The problem: Copy out every line that contains the word "Autoridades".

Data for this task:
— start —

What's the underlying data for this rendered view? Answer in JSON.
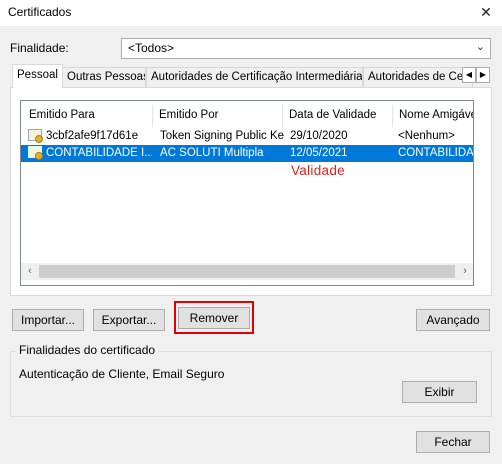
{
  "window": {
    "title": "Certificados",
    "close_symbol": "✕"
  },
  "purpose": {
    "label": "Finalidade:",
    "value": "<Todos>"
  },
  "tabs": [
    {
      "label": "Pessoal"
    },
    {
      "label": "Outras Pessoas"
    },
    {
      "label": "Autoridades de Certificação Intermediárias"
    },
    {
      "label": "Autoridades de Ce"
    }
  ],
  "table": {
    "columns": [
      "Emitido Para",
      "Emitido Por",
      "Data de Validade",
      "Nome Amigável"
    ],
    "rows": [
      {
        "issued_to": "3cbf2afe9f17d61e",
        "issued_by": "Token Signing Public Key",
        "expiry": "29/10/2020",
        "friendly": "<Nenhum>",
        "selected": false
      },
      {
        "issued_to": "CONTABILIDADE I...",
        "issued_by": "AC SOLUTI Multipla",
        "expiry": "12/05/2021",
        "friendly": "CONTABILIDADE",
        "selected": true
      }
    ],
    "annotation": "Validade"
  },
  "buttons": {
    "import": "Importar...",
    "export": "Exportar...",
    "remove": "Remover",
    "advanced": "Avançado",
    "view": "Exibir",
    "close": "Fechar"
  },
  "cert_purposes": {
    "title": "Finalidades do certificado",
    "value": "Autenticação de Cliente, Email Seguro"
  },
  "colors": {
    "selection": "#0078d7",
    "annotation": "#e0201a",
    "highlight_box": "#e00000"
  }
}
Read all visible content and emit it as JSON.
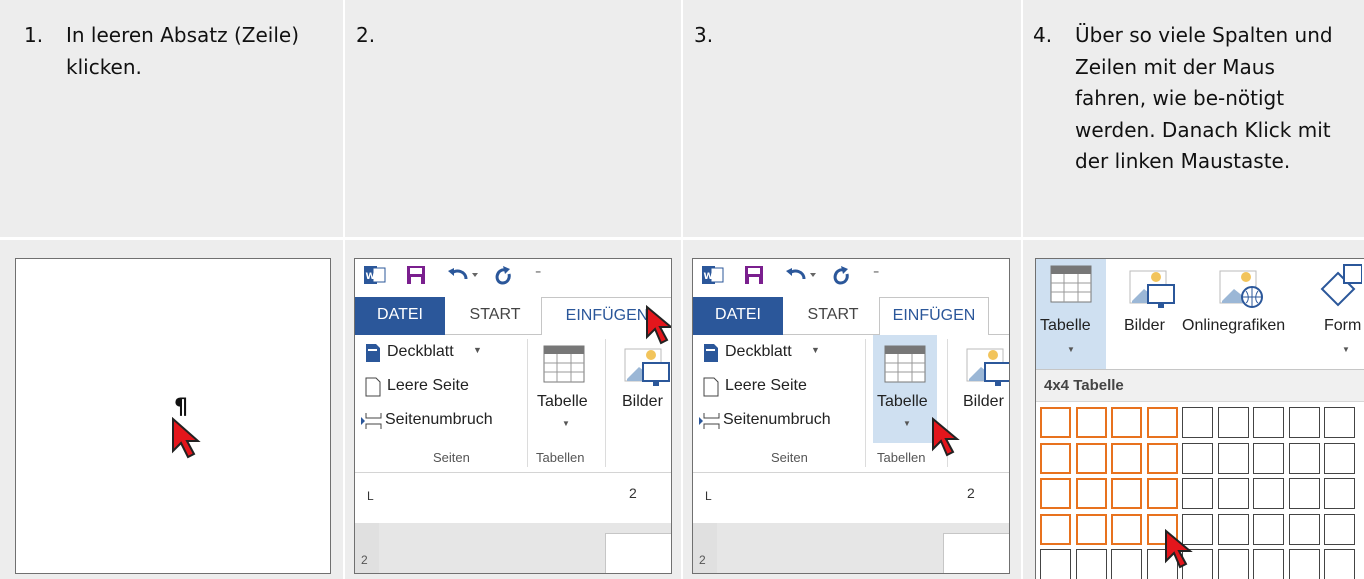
{
  "steps": [
    {
      "num": "1.",
      "text": "In leeren Absatz (Zeile) klicken."
    },
    {
      "num": "2.",
      "text": ""
    },
    {
      "num": "3.",
      "text": ""
    },
    {
      "num": "4.",
      "text": "Über so viele Spalten und Zeilen mit der Maus fahren, wie be-nötigt werden. Danach Klick mit der linken Maustaste."
    }
  ],
  "step1_shot": {
    "pilcrow": "¶"
  },
  "word": {
    "tabs": {
      "file": "DATEI",
      "start": "START",
      "insert": "EINFÜGEN"
    },
    "seiten_group": {
      "items": [
        "Deckblatt",
        "Leere Seite",
        "Seitenumbruch"
      ],
      "label": "Seiten"
    },
    "tabellen_group": {
      "button": "Tabelle",
      "label": "Tabellen"
    },
    "bilder": "Bilder",
    "ruler": {
      "marker": "L",
      "number": "2"
    },
    "side_ruler_number": "2"
  },
  "step4_shot": {
    "ribbon": [
      "Tabelle",
      "Bilder",
      "Onlinegrafiken",
      "Form"
    ],
    "grid_title": "4x4 Tabelle",
    "selection": {
      "cols": 4,
      "rows": 4
    }
  },
  "colors": {
    "accent_blue": "#2b579a",
    "selection_orange": "#e8721e",
    "cursor_red": "#e3161c",
    "panel_gray": "#ededed"
  },
  "icons": [
    "word-app-icon",
    "save-icon",
    "undo-icon",
    "redo-icon",
    "cover-page-icon",
    "blank-page-icon",
    "page-break-icon",
    "table-icon",
    "pictures-icon",
    "online-pictures-icon",
    "shapes-icon",
    "mouse-pointer-icon"
  ]
}
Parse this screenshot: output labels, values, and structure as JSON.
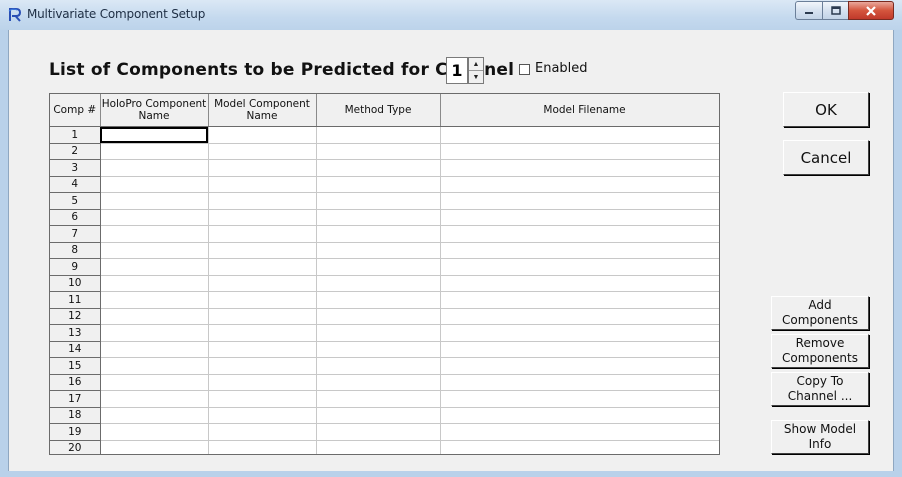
{
  "window": {
    "title": "Multivariate Component Setup",
    "icon": "r-app-icon"
  },
  "heading": {
    "text": "List of Components to be Predicted for Channel"
  },
  "channel_spinner": {
    "value": "1"
  },
  "enabled_checkbox": {
    "label": "Enabled",
    "checked": false
  },
  "grid": {
    "headers": {
      "comp": "Comp #",
      "holopro": "HoloPro Component Name",
      "model": "Model Component Name",
      "method": "Method Type",
      "filename": "Model Filename"
    },
    "rows": [
      "1",
      "2",
      "3",
      "4",
      "5",
      "6",
      "7",
      "8",
      "9",
      "10",
      "11",
      "12",
      "13",
      "14",
      "15",
      "16",
      "17",
      "18",
      "19",
      "20"
    ]
  },
  "buttons": {
    "ok": "OK",
    "cancel": "Cancel",
    "add": "Add Components",
    "remove": "Remove Components",
    "copy": "Copy To Channel ...",
    "info": "Show Model Info"
  }
}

— end —

Response:
      "label": "Autoridades de Certificação Intermediárias"
      "label": "Autoridades de Ce"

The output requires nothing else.